#### EXCERPTED TEXT:
+--

Microsoft Edge Legacy-specific "about:" URIs
| URI | Purpose |
|---|---|
| about:home | Shows the content that would be shown if the home button were pressed |
| about:flags | Displays a list of Developer Setting and Experimental features |
| about:start | Shows the customizable (default) start page. |
| about:config | Redirects to about:flags |
| about:tabs | Shows the (default) new tab page. |
| about:compat | Shows the Enterprise Mode list (if configured) |
| about:edge | Shows the Edge logo. |
| about:inprivate | Shows the inprivate information tab. |
| about:surf | A surfing game easter egg. |

==GNOME Web==
When GNOME Web (formerly Epiphany) used Gecko as its layout engine, all Firefox-specific about: URIs worked in it. After the adoption of WebKit as its layout engine, only the following URIs are supported.

GNOME Web-specific "about:" URIs
| URI | Purpose |
|---|---|
| about:plugins | Shows installed plug-ins. |
| about:memory | Shows details about memory usage. |
| about:epiphany | Displays the following message: Il semble que la perfection soit atteinte non quand il n'y a plus rien à ajouter, mais quand il n'y a plus rien à retrancher. Translation:It seems that perfection is attained not when there remains nothing to add, but when there remains nothing to remove. — Antoine de Saint-Exupéry It is a quote from Chapter 3 of Saint-Exupéry's memoir Terre des Hommes (titled Wind, Sand and Stars in its English translation by Lewis Galantiere). |
| about:applications | Interface for managing the Web Application Mode, supported since release 3.2. |
| about:overview | Displays a grid of thumbnails for the more visited websites. |
| about:gpu | Displays information about WebGL and hardware accelerated graphics. |
| about:web | Displays the browser and its engine information, same as about: |
| about:incognito | Displays information about incognito mode. Is a blank page in non-incognito mode. |

==Netscape==
The about: URL originated in and has existed in all versions of Netscape browsers. It was originally added as an Easter egg to display information about the development team.

+--

#### SUPPLIED DATA:
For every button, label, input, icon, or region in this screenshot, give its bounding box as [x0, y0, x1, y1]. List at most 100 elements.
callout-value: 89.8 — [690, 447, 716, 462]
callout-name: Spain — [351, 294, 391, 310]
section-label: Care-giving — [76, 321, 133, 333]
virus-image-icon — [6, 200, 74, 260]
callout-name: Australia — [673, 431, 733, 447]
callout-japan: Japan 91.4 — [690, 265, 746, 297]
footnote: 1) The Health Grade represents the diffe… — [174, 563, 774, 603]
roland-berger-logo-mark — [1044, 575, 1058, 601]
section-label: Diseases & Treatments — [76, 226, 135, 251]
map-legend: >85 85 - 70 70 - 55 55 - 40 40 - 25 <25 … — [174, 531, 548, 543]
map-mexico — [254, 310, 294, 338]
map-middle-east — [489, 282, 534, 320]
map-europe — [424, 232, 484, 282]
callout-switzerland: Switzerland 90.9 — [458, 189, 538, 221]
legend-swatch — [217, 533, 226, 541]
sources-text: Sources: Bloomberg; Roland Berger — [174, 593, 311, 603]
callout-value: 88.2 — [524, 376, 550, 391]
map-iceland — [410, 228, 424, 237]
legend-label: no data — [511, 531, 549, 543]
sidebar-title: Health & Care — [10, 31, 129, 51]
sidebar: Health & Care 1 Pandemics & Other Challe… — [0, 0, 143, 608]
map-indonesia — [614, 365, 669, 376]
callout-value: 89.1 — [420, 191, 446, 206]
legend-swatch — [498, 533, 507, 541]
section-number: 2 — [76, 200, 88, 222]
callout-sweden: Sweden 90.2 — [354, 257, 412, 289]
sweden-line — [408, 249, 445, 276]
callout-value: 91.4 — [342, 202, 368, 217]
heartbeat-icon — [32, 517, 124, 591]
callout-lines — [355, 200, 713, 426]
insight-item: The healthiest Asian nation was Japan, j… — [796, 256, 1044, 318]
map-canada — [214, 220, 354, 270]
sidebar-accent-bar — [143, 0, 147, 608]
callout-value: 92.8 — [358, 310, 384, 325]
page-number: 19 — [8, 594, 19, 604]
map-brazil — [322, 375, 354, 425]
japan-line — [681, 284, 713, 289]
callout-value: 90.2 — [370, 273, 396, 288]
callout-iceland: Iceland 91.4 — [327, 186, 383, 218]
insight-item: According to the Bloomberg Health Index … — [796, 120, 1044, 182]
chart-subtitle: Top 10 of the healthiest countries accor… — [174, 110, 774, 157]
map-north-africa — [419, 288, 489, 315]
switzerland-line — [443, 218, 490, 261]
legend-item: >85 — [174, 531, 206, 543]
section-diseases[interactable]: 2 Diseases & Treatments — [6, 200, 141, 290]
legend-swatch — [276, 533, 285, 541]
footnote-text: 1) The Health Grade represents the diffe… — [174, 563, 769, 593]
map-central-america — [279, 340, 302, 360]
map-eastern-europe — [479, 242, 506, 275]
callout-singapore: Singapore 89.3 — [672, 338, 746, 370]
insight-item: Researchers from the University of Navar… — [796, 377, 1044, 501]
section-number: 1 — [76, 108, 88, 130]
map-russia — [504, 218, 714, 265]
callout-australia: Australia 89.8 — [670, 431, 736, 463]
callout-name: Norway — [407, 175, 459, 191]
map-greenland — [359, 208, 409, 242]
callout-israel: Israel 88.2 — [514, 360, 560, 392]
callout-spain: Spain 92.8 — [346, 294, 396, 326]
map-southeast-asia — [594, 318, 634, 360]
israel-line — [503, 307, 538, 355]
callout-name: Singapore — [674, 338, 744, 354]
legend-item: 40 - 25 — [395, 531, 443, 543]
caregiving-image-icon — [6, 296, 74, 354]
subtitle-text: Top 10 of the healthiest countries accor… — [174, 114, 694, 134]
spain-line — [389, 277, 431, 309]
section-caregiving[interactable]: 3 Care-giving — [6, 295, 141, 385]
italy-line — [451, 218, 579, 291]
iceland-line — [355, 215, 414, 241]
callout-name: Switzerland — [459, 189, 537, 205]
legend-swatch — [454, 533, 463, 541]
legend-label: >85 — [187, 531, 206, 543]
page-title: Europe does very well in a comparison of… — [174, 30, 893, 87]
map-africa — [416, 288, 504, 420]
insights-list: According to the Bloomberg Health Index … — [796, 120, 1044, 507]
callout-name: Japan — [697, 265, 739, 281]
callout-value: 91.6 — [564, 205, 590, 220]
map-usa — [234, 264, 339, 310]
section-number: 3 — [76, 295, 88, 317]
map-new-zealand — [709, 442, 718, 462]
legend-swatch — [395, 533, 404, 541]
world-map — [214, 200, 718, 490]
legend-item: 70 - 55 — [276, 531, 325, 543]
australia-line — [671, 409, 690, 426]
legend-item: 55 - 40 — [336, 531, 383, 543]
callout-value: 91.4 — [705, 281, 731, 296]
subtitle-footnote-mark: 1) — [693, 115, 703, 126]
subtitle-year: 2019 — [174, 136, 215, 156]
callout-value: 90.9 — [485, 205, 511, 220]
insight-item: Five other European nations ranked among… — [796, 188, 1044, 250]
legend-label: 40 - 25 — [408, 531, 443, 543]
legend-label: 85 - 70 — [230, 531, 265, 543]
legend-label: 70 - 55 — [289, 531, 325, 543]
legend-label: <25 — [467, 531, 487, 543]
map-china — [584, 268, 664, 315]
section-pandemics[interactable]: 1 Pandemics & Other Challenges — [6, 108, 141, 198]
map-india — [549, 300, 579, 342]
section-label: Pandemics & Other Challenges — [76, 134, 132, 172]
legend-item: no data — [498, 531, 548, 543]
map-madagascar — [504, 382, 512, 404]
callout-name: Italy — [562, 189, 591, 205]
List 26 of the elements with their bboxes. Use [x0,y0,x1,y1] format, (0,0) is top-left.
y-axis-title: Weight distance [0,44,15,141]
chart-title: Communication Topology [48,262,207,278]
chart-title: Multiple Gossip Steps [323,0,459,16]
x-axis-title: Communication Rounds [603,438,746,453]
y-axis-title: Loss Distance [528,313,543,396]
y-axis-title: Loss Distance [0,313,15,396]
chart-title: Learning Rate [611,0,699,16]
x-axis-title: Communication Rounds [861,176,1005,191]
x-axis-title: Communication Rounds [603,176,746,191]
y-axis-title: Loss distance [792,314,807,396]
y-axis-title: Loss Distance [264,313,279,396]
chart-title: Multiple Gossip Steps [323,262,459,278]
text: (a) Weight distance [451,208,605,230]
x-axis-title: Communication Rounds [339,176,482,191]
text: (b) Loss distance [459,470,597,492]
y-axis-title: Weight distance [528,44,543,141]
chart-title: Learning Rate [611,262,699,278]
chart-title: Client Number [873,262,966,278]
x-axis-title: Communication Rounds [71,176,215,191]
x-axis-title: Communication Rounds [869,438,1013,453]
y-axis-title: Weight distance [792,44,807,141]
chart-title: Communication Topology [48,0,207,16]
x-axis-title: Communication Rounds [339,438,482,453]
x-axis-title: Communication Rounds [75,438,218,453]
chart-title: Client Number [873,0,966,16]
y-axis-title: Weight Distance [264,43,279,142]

+--

#### TASK REQUIREMENTS:
**A.** According to the text on browser "about:" URIs, what does about:config do in Microsoft Edge Legacy?
**B.** Continue the text on browser "about:" URIs from its last sentence.
The rows have no role in this work.

#### WRITTEN RESPONSES:
**A.** It redirects to about:flags.

**B.**
Older versions of the Netscape browser have an about:people URI that was similar to about:credits above, but it would redirect to Netscape's active employee listing. In addition, about:username, where username is the username of a Netscape employee, would redirect to the Netscape homepage of the employee specified. For example, about:jwz would redirect to http://people.netscape.com/jwz/ (not an active link). Not all employee pages were accessible through this scheme. Only developers who knew which file in the source tree and the encoding scheme used to obfuscate the directory of employee about entries could add their names.

Many other about: easter eggs existed, including the famous about:mozilla, and other less known ones that showed pictures of the Netscape mascot Mozilla in various foreign garb, such as about:deutsch showing Mozilla in Lederhosen.

Some versions of Netscape would display the browser history for the about:global URI.

==Others==
- In Konqueror, any about URI except about:blank and about:plugins redirects to about:konqueror, which shows a friendly 'start' and navigation page.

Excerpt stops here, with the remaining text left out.